**Exercise**
List every line in this data where the string "color" occurs.

**Supplied entries**
============

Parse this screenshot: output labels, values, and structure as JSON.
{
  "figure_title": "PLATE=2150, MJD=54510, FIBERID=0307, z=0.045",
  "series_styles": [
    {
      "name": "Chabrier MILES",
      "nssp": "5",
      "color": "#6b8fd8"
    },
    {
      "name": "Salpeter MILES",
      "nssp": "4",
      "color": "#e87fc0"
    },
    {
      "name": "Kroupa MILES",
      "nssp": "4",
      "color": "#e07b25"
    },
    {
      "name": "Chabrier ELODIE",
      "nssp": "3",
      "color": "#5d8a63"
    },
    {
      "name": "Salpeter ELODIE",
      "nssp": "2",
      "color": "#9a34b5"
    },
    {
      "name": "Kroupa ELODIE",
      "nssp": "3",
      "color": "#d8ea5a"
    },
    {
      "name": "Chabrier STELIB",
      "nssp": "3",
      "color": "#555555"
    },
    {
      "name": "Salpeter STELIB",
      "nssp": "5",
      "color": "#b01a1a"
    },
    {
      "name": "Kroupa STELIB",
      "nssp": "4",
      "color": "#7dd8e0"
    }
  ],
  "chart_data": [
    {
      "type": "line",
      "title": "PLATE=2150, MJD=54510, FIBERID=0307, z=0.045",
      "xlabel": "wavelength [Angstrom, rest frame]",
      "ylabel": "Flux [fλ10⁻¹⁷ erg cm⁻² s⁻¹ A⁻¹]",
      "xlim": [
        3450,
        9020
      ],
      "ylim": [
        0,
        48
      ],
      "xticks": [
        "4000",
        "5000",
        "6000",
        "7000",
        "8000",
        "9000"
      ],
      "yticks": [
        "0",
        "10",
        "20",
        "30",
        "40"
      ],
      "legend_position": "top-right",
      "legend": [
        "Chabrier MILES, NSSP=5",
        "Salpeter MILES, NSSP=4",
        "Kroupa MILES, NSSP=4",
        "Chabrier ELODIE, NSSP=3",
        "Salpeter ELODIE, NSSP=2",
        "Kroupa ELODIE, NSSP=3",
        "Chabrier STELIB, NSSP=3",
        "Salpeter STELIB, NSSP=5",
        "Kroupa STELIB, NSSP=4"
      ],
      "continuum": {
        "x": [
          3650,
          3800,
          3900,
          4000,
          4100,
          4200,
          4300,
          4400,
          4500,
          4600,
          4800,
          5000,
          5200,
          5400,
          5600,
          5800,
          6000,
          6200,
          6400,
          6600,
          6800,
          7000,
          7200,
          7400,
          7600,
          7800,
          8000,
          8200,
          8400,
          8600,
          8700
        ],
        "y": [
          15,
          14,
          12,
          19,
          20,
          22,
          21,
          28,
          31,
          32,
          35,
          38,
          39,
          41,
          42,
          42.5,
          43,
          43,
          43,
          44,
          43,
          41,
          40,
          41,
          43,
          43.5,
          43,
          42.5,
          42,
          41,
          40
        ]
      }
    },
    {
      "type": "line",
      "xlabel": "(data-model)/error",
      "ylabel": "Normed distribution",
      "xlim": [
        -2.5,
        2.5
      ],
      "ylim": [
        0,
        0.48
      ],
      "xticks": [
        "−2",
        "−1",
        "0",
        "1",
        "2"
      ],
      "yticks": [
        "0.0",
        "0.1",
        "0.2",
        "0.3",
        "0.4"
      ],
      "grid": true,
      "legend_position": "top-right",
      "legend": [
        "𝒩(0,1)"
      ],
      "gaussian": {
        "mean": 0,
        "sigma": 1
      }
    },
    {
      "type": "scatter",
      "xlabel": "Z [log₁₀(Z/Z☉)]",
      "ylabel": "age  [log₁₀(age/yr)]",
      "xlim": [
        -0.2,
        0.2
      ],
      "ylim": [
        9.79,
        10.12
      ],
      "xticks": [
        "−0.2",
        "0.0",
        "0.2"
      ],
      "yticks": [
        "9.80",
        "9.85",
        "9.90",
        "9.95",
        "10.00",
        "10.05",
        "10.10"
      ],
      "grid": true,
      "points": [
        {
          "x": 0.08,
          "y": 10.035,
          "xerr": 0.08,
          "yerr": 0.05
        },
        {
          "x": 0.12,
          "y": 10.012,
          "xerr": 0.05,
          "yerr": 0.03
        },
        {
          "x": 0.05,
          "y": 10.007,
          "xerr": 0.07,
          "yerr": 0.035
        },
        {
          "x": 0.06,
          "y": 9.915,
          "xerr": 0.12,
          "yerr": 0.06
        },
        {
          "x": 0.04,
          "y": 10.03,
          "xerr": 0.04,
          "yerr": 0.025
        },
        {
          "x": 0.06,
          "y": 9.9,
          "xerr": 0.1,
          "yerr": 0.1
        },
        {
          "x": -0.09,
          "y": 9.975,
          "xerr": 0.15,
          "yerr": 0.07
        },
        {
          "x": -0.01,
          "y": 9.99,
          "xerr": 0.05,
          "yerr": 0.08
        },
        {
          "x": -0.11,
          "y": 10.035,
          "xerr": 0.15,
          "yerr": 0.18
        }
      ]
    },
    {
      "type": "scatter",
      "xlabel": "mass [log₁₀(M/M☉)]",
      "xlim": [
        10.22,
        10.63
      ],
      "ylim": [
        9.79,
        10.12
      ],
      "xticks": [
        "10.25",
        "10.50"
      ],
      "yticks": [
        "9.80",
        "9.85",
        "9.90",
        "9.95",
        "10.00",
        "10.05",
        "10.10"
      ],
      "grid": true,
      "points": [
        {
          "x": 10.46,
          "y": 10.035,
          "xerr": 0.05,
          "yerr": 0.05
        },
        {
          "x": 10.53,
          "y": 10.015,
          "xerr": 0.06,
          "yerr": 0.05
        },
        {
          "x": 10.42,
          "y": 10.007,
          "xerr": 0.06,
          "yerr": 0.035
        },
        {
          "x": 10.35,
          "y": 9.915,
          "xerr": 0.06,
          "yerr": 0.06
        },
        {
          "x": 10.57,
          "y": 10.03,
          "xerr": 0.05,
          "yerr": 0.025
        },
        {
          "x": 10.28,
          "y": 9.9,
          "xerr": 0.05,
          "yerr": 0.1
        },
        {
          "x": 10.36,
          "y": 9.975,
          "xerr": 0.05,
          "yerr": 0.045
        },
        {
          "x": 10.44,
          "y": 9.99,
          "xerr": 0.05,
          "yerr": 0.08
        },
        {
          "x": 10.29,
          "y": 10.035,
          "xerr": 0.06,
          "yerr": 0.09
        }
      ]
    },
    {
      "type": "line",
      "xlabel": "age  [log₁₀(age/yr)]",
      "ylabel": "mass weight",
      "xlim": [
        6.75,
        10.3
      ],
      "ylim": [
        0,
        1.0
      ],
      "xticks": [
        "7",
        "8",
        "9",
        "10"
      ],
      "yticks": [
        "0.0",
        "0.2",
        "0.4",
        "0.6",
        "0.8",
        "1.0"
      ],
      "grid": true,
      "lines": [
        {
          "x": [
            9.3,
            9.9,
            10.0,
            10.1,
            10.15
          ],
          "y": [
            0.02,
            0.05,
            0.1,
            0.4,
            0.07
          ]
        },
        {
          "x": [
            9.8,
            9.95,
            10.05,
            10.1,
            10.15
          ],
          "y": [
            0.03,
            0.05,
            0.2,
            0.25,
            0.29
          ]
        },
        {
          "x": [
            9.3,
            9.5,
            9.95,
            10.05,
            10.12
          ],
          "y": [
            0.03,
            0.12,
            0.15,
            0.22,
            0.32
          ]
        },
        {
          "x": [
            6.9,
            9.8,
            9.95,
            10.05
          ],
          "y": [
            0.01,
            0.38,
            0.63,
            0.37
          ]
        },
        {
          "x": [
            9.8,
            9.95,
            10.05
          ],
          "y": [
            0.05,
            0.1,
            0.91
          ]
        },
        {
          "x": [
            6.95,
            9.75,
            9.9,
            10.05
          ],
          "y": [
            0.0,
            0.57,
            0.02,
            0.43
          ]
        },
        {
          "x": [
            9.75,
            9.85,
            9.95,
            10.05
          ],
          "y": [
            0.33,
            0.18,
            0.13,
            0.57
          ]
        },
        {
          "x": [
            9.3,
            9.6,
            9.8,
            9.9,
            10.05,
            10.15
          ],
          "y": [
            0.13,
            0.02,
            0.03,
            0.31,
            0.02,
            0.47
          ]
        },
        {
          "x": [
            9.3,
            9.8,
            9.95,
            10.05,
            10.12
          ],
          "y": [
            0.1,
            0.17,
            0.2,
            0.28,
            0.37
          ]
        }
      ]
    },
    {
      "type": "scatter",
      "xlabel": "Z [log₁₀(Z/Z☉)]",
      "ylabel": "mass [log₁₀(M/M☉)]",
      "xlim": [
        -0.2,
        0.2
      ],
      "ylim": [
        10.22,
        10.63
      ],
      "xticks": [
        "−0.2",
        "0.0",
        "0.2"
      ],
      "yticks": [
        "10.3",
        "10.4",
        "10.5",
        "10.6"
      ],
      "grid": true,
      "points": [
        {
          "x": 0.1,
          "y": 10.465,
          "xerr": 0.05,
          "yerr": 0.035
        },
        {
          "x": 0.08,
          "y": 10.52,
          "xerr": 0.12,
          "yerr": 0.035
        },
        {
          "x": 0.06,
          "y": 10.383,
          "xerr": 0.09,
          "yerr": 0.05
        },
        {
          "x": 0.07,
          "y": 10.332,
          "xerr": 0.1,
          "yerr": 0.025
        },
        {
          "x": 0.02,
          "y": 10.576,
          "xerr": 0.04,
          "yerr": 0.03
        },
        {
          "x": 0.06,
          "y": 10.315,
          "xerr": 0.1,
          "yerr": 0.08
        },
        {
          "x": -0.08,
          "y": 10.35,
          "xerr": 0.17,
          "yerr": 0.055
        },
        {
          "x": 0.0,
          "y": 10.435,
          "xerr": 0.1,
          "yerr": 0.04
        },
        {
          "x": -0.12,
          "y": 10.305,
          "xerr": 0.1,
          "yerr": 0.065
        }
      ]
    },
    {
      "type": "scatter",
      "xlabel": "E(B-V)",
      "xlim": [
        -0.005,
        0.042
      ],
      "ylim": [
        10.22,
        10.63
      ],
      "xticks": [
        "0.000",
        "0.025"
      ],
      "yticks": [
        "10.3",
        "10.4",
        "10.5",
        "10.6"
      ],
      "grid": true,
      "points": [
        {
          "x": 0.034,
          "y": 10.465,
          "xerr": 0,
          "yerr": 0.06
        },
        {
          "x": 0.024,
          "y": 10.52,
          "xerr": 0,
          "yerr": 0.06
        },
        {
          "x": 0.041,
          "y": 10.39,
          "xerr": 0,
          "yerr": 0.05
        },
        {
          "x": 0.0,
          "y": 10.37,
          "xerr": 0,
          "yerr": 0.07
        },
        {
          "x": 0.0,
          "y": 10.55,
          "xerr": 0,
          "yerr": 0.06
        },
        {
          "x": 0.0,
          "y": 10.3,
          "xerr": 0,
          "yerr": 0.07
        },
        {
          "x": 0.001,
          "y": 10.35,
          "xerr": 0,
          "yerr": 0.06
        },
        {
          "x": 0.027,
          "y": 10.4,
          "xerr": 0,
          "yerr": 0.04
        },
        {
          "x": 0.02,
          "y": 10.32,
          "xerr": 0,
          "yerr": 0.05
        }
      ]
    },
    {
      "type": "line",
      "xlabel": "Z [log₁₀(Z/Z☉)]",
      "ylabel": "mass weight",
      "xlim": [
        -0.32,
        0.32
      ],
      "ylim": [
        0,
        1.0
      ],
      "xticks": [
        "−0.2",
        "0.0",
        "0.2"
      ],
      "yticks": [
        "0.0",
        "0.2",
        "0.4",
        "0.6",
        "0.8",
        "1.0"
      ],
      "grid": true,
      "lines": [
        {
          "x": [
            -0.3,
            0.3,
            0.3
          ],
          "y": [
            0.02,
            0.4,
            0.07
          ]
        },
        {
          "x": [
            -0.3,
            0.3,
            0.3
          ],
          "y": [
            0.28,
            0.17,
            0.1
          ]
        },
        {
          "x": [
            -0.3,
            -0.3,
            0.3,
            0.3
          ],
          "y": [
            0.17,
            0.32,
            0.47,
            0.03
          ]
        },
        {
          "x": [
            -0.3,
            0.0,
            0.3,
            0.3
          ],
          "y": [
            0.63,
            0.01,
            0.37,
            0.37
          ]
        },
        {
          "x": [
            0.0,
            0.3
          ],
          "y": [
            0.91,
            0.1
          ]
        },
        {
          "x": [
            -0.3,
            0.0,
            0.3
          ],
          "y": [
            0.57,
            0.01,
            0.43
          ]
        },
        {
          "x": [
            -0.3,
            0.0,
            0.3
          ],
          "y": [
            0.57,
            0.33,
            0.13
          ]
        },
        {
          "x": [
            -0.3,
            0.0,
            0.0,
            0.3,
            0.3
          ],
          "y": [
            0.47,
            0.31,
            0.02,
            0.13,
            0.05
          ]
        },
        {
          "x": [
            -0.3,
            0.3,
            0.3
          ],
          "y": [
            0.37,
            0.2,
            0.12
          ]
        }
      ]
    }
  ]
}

============

**Problem solution**
      "color": "#6b8fd8"
      "color": "#e87fc0"
      "color": "#e07b25"
      "color": "#5d8a63"
      "color": "#9a34b5"
      "color": "#d8ea5a"
      "color": "#555555"
      "color": "#b01a1a"
      "color": "#7dd8e0"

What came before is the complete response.